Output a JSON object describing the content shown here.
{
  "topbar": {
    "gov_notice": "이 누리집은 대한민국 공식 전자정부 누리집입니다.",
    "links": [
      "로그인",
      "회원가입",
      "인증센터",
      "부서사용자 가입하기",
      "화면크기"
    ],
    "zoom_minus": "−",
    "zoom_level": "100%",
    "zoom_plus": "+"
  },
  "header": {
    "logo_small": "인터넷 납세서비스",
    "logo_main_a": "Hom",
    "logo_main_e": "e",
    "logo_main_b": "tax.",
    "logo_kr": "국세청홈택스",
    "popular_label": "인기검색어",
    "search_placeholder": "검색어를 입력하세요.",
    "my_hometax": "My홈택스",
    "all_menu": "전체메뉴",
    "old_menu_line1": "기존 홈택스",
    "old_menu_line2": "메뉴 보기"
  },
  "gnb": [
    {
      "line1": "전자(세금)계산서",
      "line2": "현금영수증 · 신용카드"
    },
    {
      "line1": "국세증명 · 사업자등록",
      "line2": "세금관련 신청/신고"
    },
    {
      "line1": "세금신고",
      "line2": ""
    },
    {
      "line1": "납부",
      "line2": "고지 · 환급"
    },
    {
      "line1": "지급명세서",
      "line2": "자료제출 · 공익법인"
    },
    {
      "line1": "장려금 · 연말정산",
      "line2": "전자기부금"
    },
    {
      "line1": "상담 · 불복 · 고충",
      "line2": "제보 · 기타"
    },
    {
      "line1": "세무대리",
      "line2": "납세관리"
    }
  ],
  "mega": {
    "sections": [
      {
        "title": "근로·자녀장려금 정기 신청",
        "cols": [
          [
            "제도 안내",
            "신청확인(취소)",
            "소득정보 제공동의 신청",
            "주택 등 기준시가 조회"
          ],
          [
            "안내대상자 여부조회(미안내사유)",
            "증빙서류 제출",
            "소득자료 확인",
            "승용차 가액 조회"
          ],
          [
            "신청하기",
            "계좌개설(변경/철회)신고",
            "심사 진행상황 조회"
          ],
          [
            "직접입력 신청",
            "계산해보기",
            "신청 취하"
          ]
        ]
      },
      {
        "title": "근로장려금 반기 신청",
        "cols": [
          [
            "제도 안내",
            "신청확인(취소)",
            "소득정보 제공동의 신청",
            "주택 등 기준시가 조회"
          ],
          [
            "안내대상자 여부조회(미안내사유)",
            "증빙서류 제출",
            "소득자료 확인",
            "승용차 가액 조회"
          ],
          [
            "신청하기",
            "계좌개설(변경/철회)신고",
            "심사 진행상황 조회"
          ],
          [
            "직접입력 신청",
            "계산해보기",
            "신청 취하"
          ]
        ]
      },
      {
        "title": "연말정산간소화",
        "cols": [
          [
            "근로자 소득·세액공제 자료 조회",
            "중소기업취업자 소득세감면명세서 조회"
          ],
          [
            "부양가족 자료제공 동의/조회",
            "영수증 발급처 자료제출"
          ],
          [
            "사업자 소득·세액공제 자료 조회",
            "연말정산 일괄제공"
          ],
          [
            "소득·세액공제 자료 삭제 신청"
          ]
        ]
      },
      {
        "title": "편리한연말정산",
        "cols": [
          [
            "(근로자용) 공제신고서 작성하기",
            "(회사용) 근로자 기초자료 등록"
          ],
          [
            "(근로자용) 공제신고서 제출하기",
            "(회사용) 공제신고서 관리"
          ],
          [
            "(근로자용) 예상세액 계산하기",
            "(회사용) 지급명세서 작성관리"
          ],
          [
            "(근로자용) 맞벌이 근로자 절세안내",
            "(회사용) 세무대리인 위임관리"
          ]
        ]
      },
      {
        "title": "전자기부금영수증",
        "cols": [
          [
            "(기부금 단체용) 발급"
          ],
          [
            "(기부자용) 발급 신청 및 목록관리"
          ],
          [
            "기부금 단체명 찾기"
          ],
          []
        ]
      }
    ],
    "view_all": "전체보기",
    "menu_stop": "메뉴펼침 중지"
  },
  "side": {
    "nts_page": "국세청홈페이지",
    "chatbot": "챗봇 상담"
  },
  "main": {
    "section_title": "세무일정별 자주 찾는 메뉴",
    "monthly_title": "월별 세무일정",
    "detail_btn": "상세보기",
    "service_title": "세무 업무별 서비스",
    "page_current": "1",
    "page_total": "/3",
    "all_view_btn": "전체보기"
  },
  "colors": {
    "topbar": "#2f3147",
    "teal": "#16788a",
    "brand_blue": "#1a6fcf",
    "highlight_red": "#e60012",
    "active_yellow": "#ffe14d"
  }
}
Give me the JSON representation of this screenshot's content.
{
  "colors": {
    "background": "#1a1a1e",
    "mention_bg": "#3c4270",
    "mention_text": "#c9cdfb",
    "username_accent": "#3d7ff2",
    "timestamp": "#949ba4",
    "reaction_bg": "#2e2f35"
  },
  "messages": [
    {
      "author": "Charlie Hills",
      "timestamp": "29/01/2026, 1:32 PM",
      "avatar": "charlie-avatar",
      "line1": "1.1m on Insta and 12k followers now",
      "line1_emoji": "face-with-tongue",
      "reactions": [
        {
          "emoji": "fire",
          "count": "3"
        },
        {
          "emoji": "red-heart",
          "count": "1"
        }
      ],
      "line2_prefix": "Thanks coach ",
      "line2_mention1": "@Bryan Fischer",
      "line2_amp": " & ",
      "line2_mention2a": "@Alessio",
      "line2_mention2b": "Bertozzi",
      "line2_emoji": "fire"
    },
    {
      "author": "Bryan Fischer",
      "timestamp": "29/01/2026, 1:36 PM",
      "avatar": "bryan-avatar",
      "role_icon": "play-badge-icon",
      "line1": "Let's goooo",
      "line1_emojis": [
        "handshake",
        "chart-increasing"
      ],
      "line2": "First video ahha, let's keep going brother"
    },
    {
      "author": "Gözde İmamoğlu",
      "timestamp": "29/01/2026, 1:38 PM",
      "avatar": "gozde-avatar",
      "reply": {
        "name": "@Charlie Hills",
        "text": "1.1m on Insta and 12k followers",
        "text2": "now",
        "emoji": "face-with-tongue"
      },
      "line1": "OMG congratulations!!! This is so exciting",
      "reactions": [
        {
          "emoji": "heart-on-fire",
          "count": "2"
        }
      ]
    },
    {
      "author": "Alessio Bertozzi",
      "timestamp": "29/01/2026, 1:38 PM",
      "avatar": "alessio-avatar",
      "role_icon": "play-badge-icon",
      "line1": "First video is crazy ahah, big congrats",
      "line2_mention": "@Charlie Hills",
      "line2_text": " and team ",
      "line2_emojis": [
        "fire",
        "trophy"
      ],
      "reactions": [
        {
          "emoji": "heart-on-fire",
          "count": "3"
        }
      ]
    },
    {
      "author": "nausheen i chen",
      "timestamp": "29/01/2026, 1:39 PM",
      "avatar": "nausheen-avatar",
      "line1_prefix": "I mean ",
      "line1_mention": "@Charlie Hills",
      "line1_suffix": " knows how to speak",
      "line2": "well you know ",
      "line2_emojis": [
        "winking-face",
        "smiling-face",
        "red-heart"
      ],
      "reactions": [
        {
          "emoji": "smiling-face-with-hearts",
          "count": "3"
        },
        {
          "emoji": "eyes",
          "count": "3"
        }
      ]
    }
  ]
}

________________________________________

- _Written problem_
Repeat the material in full, exactly as it stands.

- _Task answer_
Output a JSON object describing the content shown here.
{
  "topbar": {
    "gov_notice": "이 누리집은 대한민국 공식 전자정부 누리집입니다.",
    "links": [
      "로그인",
      "회원가입",
      "인증센터",
      "부서사용자 가입하기",
      "화면크기"
    ],
    "zoom_minus": "−",
    "zoom_level": "100%",
    "zoom_plus": "+"
  },
  "header": {
    "logo_small": "인터넷 납세서비스",
    "logo_main_a": "Hom",
    "logo_main_e": "e",
    "logo_main_b": "tax.",
    "logo_kr": "국세청홈택스",
    "popular_label": "인기검색어",
    "search_placeholder": "검색어를 입력하세요.",
    "my_hometax": "My홈택스",
    "all_menu": "전체메뉴",
    "old_menu_line1": "기존 홈택스",
    "old_menu_line2": "메뉴 보기"
  },
  "gnb": [
    {
      "line1": "전자(세금)계산서",
      "line2": "현금영수증 · 신용카드"
    },
    {
      "line1": "국세증명 · 사업자등록",
      "line2": "세금관련 신청/신고"
    },
    {
      "line1": "세금신고",
      "line2": ""
    },
    {
      "line1": "납부",
      "line2": "고지 · 환급"
    },
    {
      "line1": "지급명세서",
      "line2": "자료제출 · 공익법인"
    },
    {
      "line1": "장려금 · 연말정산",
      "line2": "전자기부금"
    },
    {
      "line1": "상담 · 불복 · 고충",
      "line2": "제보 · 기타"
    },
    {
      "line1": "세무대리",
      "line2": "납세관리"
    }
  ],
  "mega": {
    "sections": [
      {
        "title": "근로·자녀장려금 정기 신청",
        "cols": [
          [
            "제도 안내",
            "신청확인(취소)",
            "소득정보 제공동의 신청",
            "주택 등 기준시가 조회"
          ],
          [
            "안내대상자 여부조회(미안내사유)",
            "증빙서류 제출",
            "소득자료 확인",
            "승용차 가액 조회"
          ],
          [
            "신청하기",
            "계좌개설(변경/철회)신고",
            "심사 진행상황 조회"
          ],
          [
            "직접입력 신청",
            "계산해보기",
            "신청 취하"
          ]
        ]
      },
      {
        "title": "근로장려금 반기 신청",
        "cols": [
          [
            "제도 안내",
            "신청확인(취소)",
            "소득정보 제공동의 신청",
            "주택 등 기준시가 조회"
          ],
          [
            "안내대상자 여부조회(미안내사유)",
            "증빙서류 제출",
            "소득자료 확인",
            "승용차 가액 조회"
          ],
          [
            "신청하기",
            "계좌개설(변경/철회)신고",
            "심사 진행상황 조회"
          ],
          [
            "직접입력 신청",
            "계산해보기",
            "신청 취하"
          ]
        ]
      },
      {
        "title": "연말정산간소화",
        "cols": [
          [
            "근로자 소득·세액공제 자료 조회",
            "중소기업취업자 소득세감면명세서 조회"
          ],
          [
            "부양가족 자료제공 동의/조회",
            "영수증 발급처 자료제출"
          ],
          [
            "사업자 소득·세액공제 자료 조회",
            "연말정산 일괄제공"
          ],
          [
            "소득·세액공제 자료 삭제 신청"
          ]
        ]
      },
      {
        "title": "편리한연말정산",
        "cols": [
          [
            "(근로자용) 공제신고서 작성하기",
            "(회사용) 근로자 기초자료 등록"
          ],
          [
            "(근로자용) 공제신고서 제출하기",
            "(회사용) 공제신고서 관리"
          ],
          [
            "(근로자용) 예상세액 계산하기",
            "(회사용) 지급명세서 작성관리"
          ],
          [
            "(근로자용) 맞벌이 근로자 절세안내",
            "(회사용) 세무대리인 위임관리"
          ]
        ]
      },
      {
        "title": "전자기부금영수증",
        "cols": [
          [
            "(기부금 단체용) 발급"
          ],
          [
            "(기부자용) 발급 신청 및 목록관리"
          ],
          [
            "기부금 단체명 찾기"
          ],
          []
        ]
      }
    ],
    "view_all": "전체보기",
    "menu_stop": "메뉴펼침 중지"
  },
  "side": {
    "nts_page": "국세청홈페이지",
    "chatbot": "챗봇 상담"
  },
  "main": {
    "section_title": "세무일정별 자주 찾는 메뉴",
    "monthly_title": "월별 세무일정",
    "detail_btn": "상세보기",
    "service_title": "세무 업무별 서비스",
    "page_current": "1",
    "page_total": "/3",
    "all_view_btn": "전체보기"
  },
  "colors": {
    "topbar": "#2f3147",
    "teal": "#16788a",
    "brand_blue": "#1a6fcf",
    "highlight_red": "#e60012",
    "active_yellow": "#ffe14d"
  }
}
Give me the JSON representation of this screenshot's content.
{
  "colors": {
    "background": "#1a1a1e",
    "mention_bg": "#3c4270",
    "mention_text": "#c9cdfb",
    "username_accent": "#3d7ff2",
    "timestamp": "#949ba4",
    "reaction_bg": "#2e2f35"
  },
  "messages": [
    {
      "author": "Charlie Hills",
      "timestamp": "29/01/2026, 1:32 PM",
      "avatar": "charlie-avatar",
      "line1": "1.1m on Insta and 12k followers now",
      "line1_emoji": "face-with-tongue",
      "reactions": [
        {
          "emoji": "fire",
          "count": "3"
        },
        {
          "emoji": "red-heart",
          "count": "1"
        }
      ],
      "line2_prefix": "Thanks coach ",
      "line2_mention1": "@Bryan Fischer",
      "line2_amp": " & ",
      "line2_mention2a": "@Alessio",
      "line2_mention2b": "Bertozzi",
      "line2_emoji": "fire"
    },
    {
      "author": "Bryan Fischer",
      "timestamp": "29/01/2026, 1:36 PM",
      "avatar": "bryan-avatar",
      "role_icon": "play-badge-icon",
      "line1": "Let's goooo",
      "line1_emojis": [
        "handshake",
        "chart-increasing"
      ],
      "line2": "First video ahha, let's keep going brother"
    },
    {
      "author": "Gözde İmamoğlu",
      "timestamp": "29/01/2026, 1:38 PM",
      "avatar": "gozde-avatar",
      "reply": {
        "name": "@Charlie Hills",
        "text": "1.1m on Insta and 12k followers",
        "text2": "now",
        "emoji": "face-with-tongue"
      },
      "line1": "OMG congratulations!!! This is so exciting",
      "reactions": [
        {
          "emoji": "heart-on-fire",
          "count": "2"
        }
      ]
    },
    {
      "author": "Alessio Bertozzi",
      "timestamp": "29/01/2026, 1:38 PM",
      "avatar": "alessio-avatar",
      "role_icon": "play-badge-icon",
      "line1": "First video is crazy ahah, big congrats",
      "line2_mention": "@Charlie Hills",
      "line2_text": " and team ",
      "line2_emojis": [
        "fire",
        "trophy"
      ],
      "reactions": [
        {
          "emoji": "heart-on-fire",
          "count": "3"
        }
      ]
    },
    {
      "author": "nausheen i chen",
      "timestamp": "29/01/2026, 1:39 PM",
      "avatar": "nausheen-avatar",
      "line1_prefix": "I mean ",
      "line1_mention": "@Charlie Hills",
      "line1_suffix": " knows how to speak",
      "line2": "well you know ",
      "line2_emojis": [
        "winking-face",
        "smiling-face",
        "red-heart"
      ],
      "reactions": [
        {
          "emoji": "smiling-face-with-hearts",
          "count": "3"
        },
        {
          "emoji": "eyes",
          "count": "3"
        }
      ]
    }
  ]
}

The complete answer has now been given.